### What needs to be done
The entries are to be returned exactly, with images left out.
— start of Extracted records —
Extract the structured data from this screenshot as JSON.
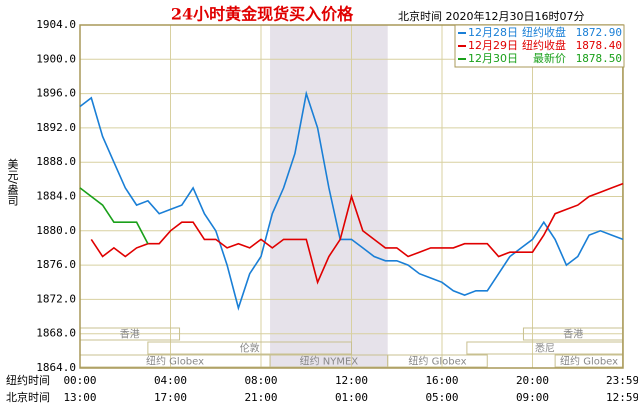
{
  "chart_data": {
    "type": "line",
    "title": "24小时黄金现货买入价格",
    "subtitle": "北京时间  2020年12月30日16时07分",
    "y_label": "美元/盎司",
    "x_row_labels": [
      "纽约时间",
      "北京时间"
    ],
    "x": [
      0,
      0.5,
      1,
      1.5,
      2,
      2.5,
      3,
      3.5,
      4,
      4.5,
      5,
      5.5,
      6,
      6.5,
      7,
      7.5,
      8,
      8.5,
      9,
      9.5,
      10,
      10.5,
      11,
      11.5,
      12,
      12.5,
      13,
      13.5,
      14,
      14.5,
      15,
      15.5,
      16,
      16.5,
      17,
      17.5,
      18,
      18.5,
      19,
      19.5,
      20,
      20.5,
      21,
      21.5,
      22,
      22.5,
      23,
      23.5,
      24
    ],
    "xlim": [
      0,
      24
    ],
    "xticks": [
      {
        "value": 0,
        "label": "00:00"
      },
      {
        "value": 4,
        "label": "04:00"
      },
      {
        "value": 8,
        "label": "08:00"
      },
      {
        "value": 12,
        "label": "12:00"
      },
      {
        "value": 16,
        "label": "16:00"
      },
      {
        "value": 20,
        "label": "20:00"
      },
      {
        "value": 23.98,
        "label": "23:59"
      }
    ],
    "x2ticks": [
      {
        "value": 0,
        "label": "13:00"
      },
      {
        "value": 4,
        "label": "17:00"
      },
      {
        "value": 8,
        "label": "21:00"
      },
      {
        "value": 12,
        "label": "01:00"
      },
      {
        "value": 16,
        "label": "05:00"
      },
      {
        "value": 20,
        "label": "09:00"
      },
      {
        "value": 23.98,
        "label": "12:59"
      }
    ],
    "ylim": [
      1864,
      1904
    ],
    "yticks": [
      {
        "value": 1864,
        "label": "1864.0"
      },
      {
        "value": 1868,
        "label": "1868.0"
      },
      {
        "value": 1872,
        "label": "1872.0"
      },
      {
        "value": 1876,
        "label": "1876.0"
      },
      {
        "value": 1880,
        "label": "1880.0"
      },
      {
        "value": 1884,
        "label": "1884.0"
      },
      {
        "value": 1888,
        "label": "1888.0"
      },
      {
        "value": 1892,
        "label": "1892.0"
      },
      {
        "value": 1896,
        "label": "1896.0"
      },
      {
        "value": 1900,
        "label": "1900.0"
      },
      {
        "value": 1904,
        "label": "1904.0"
      }
    ],
    "grid": true,
    "series": [
      {
        "name": "12月28日",
        "note": "纽约收盘",
        "last": 1872.9,
        "last_label": "1872.90",
        "color": "#1a7fd6",
        "values": [
          1894.5,
          1895.5,
          1891,
          1888,
          1885,
          1883,
          1883.5,
          1882,
          1882.5,
          1883,
          1885,
          1882,
          1880,
          1876,
          1871,
          1875,
          1877,
          1882,
          1885,
          1889,
          1896,
          1892,
          1885,
          1879,
          1879,
          1878,
          1877,
          1876.5,
          1876.5,
          1876,
          1875,
          1874.5,
          1874,
          1873,
          1872.5,
          1873,
          1873,
          1875,
          1877,
          1878,
          1879,
          1881,
          1879,
          1876,
          1877,
          1879.5,
          1880,
          1879.5,
          1879
        ]
      },
      {
        "name": "12月29日",
        "note": "纽约收盘",
        "last": 1878.4,
        "last_label": "1878.40",
        "color": "#e00000",
        "values": [
          null,
          1879,
          1877,
          1878,
          1877,
          1878,
          1878.5,
          1878.5,
          1880,
          1881,
          1881,
          1879,
          1879,
          1878,
          1878.5,
          1878,
          1879,
          1878,
          1879,
          1879,
          1879,
          1874,
          1877,
          1879,
          1884,
          1880,
          1879,
          1878,
          1878,
          1877,
          1877.5,
          1878,
          1878,
          1878,
          1878.5,
          1878.5,
          1878.5,
          1877,
          1877.5,
          1877.5,
          1877.5,
          1879.5,
          1882,
          1882.5,
          1883,
          1884,
          1884.5,
          1885,
          1885.5
        ]
      },
      {
        "name": "12月30日",
        "note": "最新价",
        "last": 1878.5,
        "last_label": "1878.50",
        "color": "#1aa01a",
        "values": [
          1885,
          1884,
          1883,
          1881,
          1881,
          1881,
          1878.5,
          null,
          null,
          null,
          null,
          null,
          null,
          null,
          null,
          null,
          null,
          null,
          null,
          null,
          null,
          null,
          null,
          null,
          null,
          null,
          null,
          null,
          null,
          null,
          null,
          null,
          null,
          null,
          null,
          null,
          null,
          null,
          null,
          null,
          null,
          null,
          null,
          null,
          null,
          null,
          null,
          null,
          null
        ]
      }
    ],
    "sessions": [
      {
        "label": "香港",
        "start": 0,
        "end": 4.4,
        "row": 0
      },
      {
        "label": "香港",
        "start": 19.6,
        "end": 24,
        "row": 0
      },
      {
        "label": "伦敦",
        "start": 3,
        "end": 12,
        "row": 1
      },
      {
        "label": "悉尼",
        "start": 17.1,
        "end": 24,
        "row": 1
      },
      {
        "label": "纽约 Globex",
        "start": 0,
        "end": 8.4,
        "row": 2
      },
      {
        "label": "纽约 NYMEX",
        "start": 8.4,
        "end": 13.6,
        "row": 2,
        "shaded": true
      },
      {
        "label": "纽约 Globex",
        "start": 13.6,
        "end": 18,
        "row": 2
      },
      {
        "label": "纽约 Globex",
        "start": 21,
        "end": 24,
        "row": 2
      }
    ]
  }
}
— end of Extracted records —
### Answer to the exercise
Extract the structured data from this screenshot as JSON.
{
  "chart_data": {
    "type": "line",
    "title": "24小时黄金现货买入价格",
    "subtitle": "北京时间  2020年12月30日16时07分",
    "y_label": "美元/盎司",
    "x_row_labels": [
      "纽约时间",
      "北京时间"
    ],
    "x": [
      0,
      0.5,
      1,
      1.5,
      2,
      2.5,
      3,
      3.5,
      4,
      4.5,
      5,
      5.5,
      6,
      6.5,
      7,
      7.5,
      8,
      8.5,
      9,
      9.5,
      10,
      10.5,
      11,
      11.5,
      12,
      12.5,
      13,
      13.5,
      14,
      14.5,
      15,
      15.5,
      16,
      16.5,
      17,
      17.5,
      18,
      18.5,
      19,
      19.5,
      20,
      20.5,
      21,
      21.5,
      22,
      22.5,
      23,
      23.5,
      24
    ],
    "xlim": [
      0,
      24
    ],
    "xticks": [
      {
        "value": 0,
        "label": "00:00"
      },
      {
        "value": 4,
        "label": "04:00"
      },
      {
        "value": 8,
        "label": "08:00"
      },
      {
        "value": 12,
        "label": "12:00"
      },
      {
        "value": 16,
        "label": "16:00"
      },
      {
        "value": 20,
        "label": "20:00"
      },
      {
        "value": 23.98,
        "label": "23:59"
      }
    ],
    "x2ticks": [
      {
        "value": 0,
        "label": "13:00"
      },
      {
        "value": 4,
        "label": "17:00"
      },
      {
        "value": 8,
        "label": "21:00"
      },
      {
        "value": 12,
        "label": "01:00"
      },
      {
        "value": 16,
        "label": "05:00"
      },
      {
        "value": 20,
        "label": "09:00"
      },
      {
        "value": 23.98,
        "label": "12:59"
      }
    ],
    "ylim": [
      1864,
      1904
    ],
    "yticks": [
      {
        "value": 1864,
        "label": "1864.0"
      },
      {
        "value": 1868,
        "label": "1868.0"
      },
      {
        "value": 1872,
        "label": "1872.0"
      },
      {
        "value": 1876,
        "label": "1876.0"
      },
      {
        "value": 1880,
        "label": "1880.0"
      },
      {
        "value": 1884,
        "label": "1884.0"
      },
      {
        "value": 1888,
        "label": "1888.0"
      },
      {
        "value": 1892,
        "label": "1892.0"
      },
      {
        "value": 1896,
        "label": "1896.0"
      },
      {
        "value": 1900,
        "label": "1900.0"
      },
      {
        "value": 1904,
        "label": "1904.0"
      }
    ],
    "grid": true,
    "series": [
      {
        "name": "12月28日",
        "note": "纽约收盘",
        "last": 1872.9,
        "last_label": "1872.90",
        "color": "#1a7fd6",
        "values": [
          1894.5,
          1895.5,
          1891,
          1888,
          1885,
          1883,
          1883.5,
          1882,
          1882.5,
          1883,
          1885,
          1882,
          1880,
          1876,
          1871,
          1875,
          1877,
          1882,
          1885,
          1889,
          1896,
          1892,
          1885,
          1879,
          1879,
          1878,
          1877,
          1876.5,
          1876.5,
          1876,
          1875,
          1874.5,
          1874,
          1873,
          1872.5,
          1873,
          1873,
          1875,
          1877,
          1878,
          1879,
          1881,
          1879,
          1876,
          1877,
          1879.5,
          1880,
          1879.5,
          1879
        ]
      },
      {
        "name": "12月29日",
        "note": "纽约收盘",
        "last": 1878.4,
        "last_label": "1878.40",
        "color": "#e00000",
        "values": [
          null,
          1879,
          1877,
          1878,
          1877,
          1878,
          1878.5,
          1878.5,
          1880,
          1881,
          1881,
          1879,
          1879,
          1878,
          1878.5,
          1878,
          1879,
          1878,
          1879,
          1879,
          1879,
          1874,
          1877,
          1879,
          1884,
          1880,
          1879,
          1878,
          1878,
          1877,
          1877.5,
          1878,
          1878,
          1878,
          1878.5,
          1878.5,
          1878.5,
          1877,
          1877.5,
          1877.5,
          1877.5,
          1879.5,
          1882,
          1882.5,
          1883,
          1884,
          1884.5,
          1885,
          1885.5
        ]
      },
      {
        "name": "12月30日",
        "note": "最新价",
        "last": 1878.5,
        "last_label": "1878.50",
        "color": "#1aa01a",
        "values": [
          1885,
          1884,
          1883,
          1881,
          1881,
          1881,
          1878.5,
          null,
          null,
          null,
          null,
          null,
          null,
          null,
          null,
          null,
          null,
          null,
          null,
          null,
          null,
          null,
          null,
          null,
          null,
          null,
          null,
          null,
          null,
          null,
          null,
          null,
          null,
          null,
          null,
          null,
          null,
          null,
          null,
          null,
          null,
          null,
          null,
          null,
          null,
          null,
          null,
          null,
          null
        ]
      }
    ],
    "sessions": [
      {
        "label": "香港",
        "start": 0,
        "end": 4.4,
        "row": 0
      },
      {
        "label": "香港",
        "start": 19.6,
        "end": 24,
        "row": 0
      },
      {
        "label": "伦敦",
        "start": 3,
        "end": 12,
        "row": 1
      },
      {
        "label": "悉尼",
        "start": 17.1,
        "end": 24,
        "row": 1
      },
      {
        "label": "纽约 Globex",
        "start": 0,
        "end": 8.4,
        "row": 2
      },
      {
        "label": "纽约 NYMEX",
        "start": 8.4,
        "end": 13.6,
        "row": 2,
        "shaded": true
      },
      {
        "label": "纽约 Globex",
        "start": 13.6,
        "end": 18,
        "row": 2
      },
      {
        "label": "纽约 Globex",
        "start": 21,
        "end": 24,
        "row": 2
      }
    ]
  }
}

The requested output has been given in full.